Your task:
All of the material below is to be retyped exactly.

## Begin

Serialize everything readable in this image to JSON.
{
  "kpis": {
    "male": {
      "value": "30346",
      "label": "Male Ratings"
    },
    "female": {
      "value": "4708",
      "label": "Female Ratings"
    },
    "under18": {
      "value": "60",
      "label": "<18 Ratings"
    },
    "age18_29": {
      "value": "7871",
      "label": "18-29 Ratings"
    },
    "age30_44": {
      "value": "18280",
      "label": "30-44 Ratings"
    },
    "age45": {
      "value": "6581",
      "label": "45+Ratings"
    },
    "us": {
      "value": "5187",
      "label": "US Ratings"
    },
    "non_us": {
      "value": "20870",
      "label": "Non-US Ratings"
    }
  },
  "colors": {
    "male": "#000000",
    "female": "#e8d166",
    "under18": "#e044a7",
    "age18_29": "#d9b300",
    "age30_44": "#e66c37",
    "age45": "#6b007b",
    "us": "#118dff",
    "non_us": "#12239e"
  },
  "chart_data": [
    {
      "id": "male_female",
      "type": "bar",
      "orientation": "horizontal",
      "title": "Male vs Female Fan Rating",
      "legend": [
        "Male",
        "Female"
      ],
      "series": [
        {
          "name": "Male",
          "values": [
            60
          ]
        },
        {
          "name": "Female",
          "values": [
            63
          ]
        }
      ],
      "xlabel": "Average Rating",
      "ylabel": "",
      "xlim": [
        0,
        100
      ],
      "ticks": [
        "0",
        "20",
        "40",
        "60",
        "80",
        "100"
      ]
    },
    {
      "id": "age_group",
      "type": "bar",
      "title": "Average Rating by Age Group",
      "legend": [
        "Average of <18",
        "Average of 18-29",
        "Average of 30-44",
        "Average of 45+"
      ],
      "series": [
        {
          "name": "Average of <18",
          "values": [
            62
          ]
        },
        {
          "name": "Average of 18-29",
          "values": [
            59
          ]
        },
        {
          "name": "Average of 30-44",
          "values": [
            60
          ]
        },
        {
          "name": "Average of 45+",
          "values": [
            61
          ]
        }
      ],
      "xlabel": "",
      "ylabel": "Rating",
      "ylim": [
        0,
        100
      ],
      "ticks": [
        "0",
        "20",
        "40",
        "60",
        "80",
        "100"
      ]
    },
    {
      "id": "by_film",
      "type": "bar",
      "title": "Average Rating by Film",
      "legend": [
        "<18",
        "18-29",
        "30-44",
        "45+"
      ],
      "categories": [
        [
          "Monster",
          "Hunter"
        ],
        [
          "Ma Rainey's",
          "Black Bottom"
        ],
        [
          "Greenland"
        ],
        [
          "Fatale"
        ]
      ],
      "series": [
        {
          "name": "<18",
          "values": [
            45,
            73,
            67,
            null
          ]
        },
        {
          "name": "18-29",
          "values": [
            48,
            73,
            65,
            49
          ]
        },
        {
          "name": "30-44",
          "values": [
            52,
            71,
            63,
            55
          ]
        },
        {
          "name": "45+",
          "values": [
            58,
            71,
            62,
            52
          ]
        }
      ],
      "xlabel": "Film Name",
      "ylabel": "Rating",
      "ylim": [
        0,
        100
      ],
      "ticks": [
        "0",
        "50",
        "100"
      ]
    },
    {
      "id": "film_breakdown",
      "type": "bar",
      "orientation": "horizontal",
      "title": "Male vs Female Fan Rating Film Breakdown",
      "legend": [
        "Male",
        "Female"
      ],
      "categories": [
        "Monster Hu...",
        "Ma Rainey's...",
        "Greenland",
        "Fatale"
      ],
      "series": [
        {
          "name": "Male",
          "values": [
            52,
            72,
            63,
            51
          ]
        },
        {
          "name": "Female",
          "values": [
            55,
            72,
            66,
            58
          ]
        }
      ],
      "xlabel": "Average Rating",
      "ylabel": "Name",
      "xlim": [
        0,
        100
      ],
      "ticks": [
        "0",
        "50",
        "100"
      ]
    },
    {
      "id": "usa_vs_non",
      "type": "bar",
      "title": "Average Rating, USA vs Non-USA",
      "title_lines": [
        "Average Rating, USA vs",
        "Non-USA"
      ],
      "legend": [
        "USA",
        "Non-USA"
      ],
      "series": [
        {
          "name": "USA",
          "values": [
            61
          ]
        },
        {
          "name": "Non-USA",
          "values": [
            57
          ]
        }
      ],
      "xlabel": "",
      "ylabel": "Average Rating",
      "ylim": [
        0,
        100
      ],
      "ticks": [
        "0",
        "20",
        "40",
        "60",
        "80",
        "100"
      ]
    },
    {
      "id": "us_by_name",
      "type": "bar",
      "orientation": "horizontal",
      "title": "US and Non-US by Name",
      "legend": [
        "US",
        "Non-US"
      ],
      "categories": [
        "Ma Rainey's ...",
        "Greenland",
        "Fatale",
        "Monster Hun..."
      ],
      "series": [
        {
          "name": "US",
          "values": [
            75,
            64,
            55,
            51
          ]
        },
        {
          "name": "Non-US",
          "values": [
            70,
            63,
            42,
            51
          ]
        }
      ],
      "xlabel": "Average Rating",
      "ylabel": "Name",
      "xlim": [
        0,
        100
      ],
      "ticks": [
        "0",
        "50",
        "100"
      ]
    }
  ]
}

## End

Written reply:
Serialize everything readable in this image to JSON.
{
  "kpis": {
    "male": {
      "value": "30346",
      "label": "Male Ratings"
    },
    "female": {
      "value": "4708",
      "label": "Female Ratings"
    },
    "under18": {
      "value": "60",
      "label": "<18 Ratings"
    },
    "age18_29": {
      "value": "7871",
      "label": "18-29 Ratings"
    },
    "age30_44": {
      "value": "18280",
      "label": "30-44 Ratings"
    },
    "age45": {
      "value": "6581",
      "label": "45+Ratings"
    },
    "us": {
      "value": "5187",
      "label": "US Ratings"
    },
    "non_us": {
      "value": "20870",
      "label": "Non-US Ratings"
    }
  },
  "colors": {
    "male": "#000000",
    "female": "#e8d166",
    "under18": "#e044a7",
    "age18_29": "#d9b300",
    "age30_44": "#e66c37",
    "age45": "#6b007b",
    "us": "#118dff",
    "non_us": "#12239e"
  },
  "chart_data": [
    {
      "id": "male_female",
      "type": "bar",
      "orientation": "horizontal",
      "title": "Male vs Female Fan Rating",
      "legend": [
        "Male",
        "Female"
      ],
      "series": [
        {
          "name": "Male",
          "values": [
            60
          ]
        },
        {
          "name": "Female",
          "values": [
            63
          ]
        }
      ],
      "xlabel": "Average Rating",
      "ylabel": "",
      "xlim": [
        0,
        100
      ],
      "ticks": [
        "0",
        "20",
        "40",
        "60",
        "80",
        "100"
      ]
    },
    {
      "id": "age_group",
      "type": "bar",
      "title": "Average Rating by Age Group",
      "legend": [
        "Average of <18",
        "Average of 18-29",
        "Average of 30-44",
        "Average of 45+"
      ],
      "series": [
        {
          "name": "Average of <18",
          "values": [
            62
          ]
        },
        {
          "name": "Average of 18-29",
          "values": [
            59
          ]
        },
        {
          "name": "Average of 30-44",
          "values": [
            60
          ]
        },
        {
          "name": "Average of 45+",
          "values": [
            61
          ]
        }
      ],
      "xlabel": "",
      "ylabel": "Rating",
      "ylim": [
        0,
        100
      ],
      "ticks": [
        "0",
        "20",
        "40",
        "60",
        "80",
        "100"
      ]
    },
    {
      "id": "by_film",
      "type": "bar",
      "title": "Average Rating by Film",
      "legend": [
        "<18",
        "18-29",
        "30-44",
        "45+"
      ],
      "categories": [
        [
          "Monster",
          "Hunter"
        ],
        [
          "Ma Rainey's",
          "Black Bottom"
        ],
        [
          "Greenland"
        ],
        [
          "Fatale"
        ]
      ],
      "series": [
        {
          "name": "<18",
          "values": [
            45,
            73,
            67,
            null
          ]
        },
        {
          "name": "18-29",
          "values": [
            48,
            73,
            65,
            49
          ]
        },
        {
          "name": "30-44",
          "values": [
            52,
            71,
            63,
            55
          ]
        },
        {
          "name": "45+",
          "values": [
            58,
            71,
            62,
            52
          ]
        }
      ],
      "xlabel": "Film Name",
      "ylabel": "Rating",
      "ylim": [
        0,
        100
      ],
      "ticks": [
        "0",
        "50",
        "100"
      ]
    },
    {
      "id": "film_breakdown",
      "type": "bar",
      "orientation": "horizontal",
      "title": "Male vs Female Fan Rating Film Breakdown",
      "legend": [
        "Male",
        "Female"
      ],
      "categories": [
        "Monster Hu...",
        "Ma Rainey's...",
        "Greenland",
        "Fatale"
      ],
      "series": [
        {
          "name": "Male",
          "values": [
            52,
            72,
            63,
            51
          ]
        },
        {
          "name": "Female",
          "values": [
            55,
            72,
            66,
            58
          ]
        }
      ],
      "xlabel": "Average Rating",
      "ylabel": "Name",
      "xlim": [
        0,
        100
      ],
      "ticks": [
        "0",
        "50",
        "100"
      ]
    },
    {
      "id": "usa_vs_non",
      "type": "bar",
      "title": "Average Rating, USA vs Non-USA",
      "title_lines": [
        "Average Rating, USA vs",
        "Non-USA"
      ],
      "legend": [
        "USA",
        "Non-USA"
      ],
      "series": [
        {
          "name": "USA",
          "values": [
            61
          ]
        },
        {
          "name": "Non-USA",
          "values": [
            57
          ]
        }
      ],
      "xlabel": "",
      "ylabel": "Average Rating",
      "ylim": [
        0,
        100
      ],
      "ticks": [
        "0",
        "20",
        "40",
        "60",
        "80",
        "100"
      ]
    },
    {
      "id": "us_by_name",
      "type": "bar",
      "orientation": "horizontal",
      "title": "US and Non-US by Name",
      "legend": [
        "US",
        "Non-US"
      ],
      "categories": [
        "Ma Rainey's ...",
        "Greenland",
        "Fatale",
        "Monster Hun..."
      ],
      "series": [
        {
          "name": "US",
          "values": [
            75,
            64,
            55,
            51
          ]
        },
        {
          "name": "Non-US",
          "values": [
            70,
            63,
            42,
            51
          ]
        }
      ],
      "xlabel": "Average Rating",
      "ylabel": "Name",
      "xlim": [
        0,
        100
      ],
      "ticks": [
        "0",
        "50",
        "100"
      ]
    }
  ]
}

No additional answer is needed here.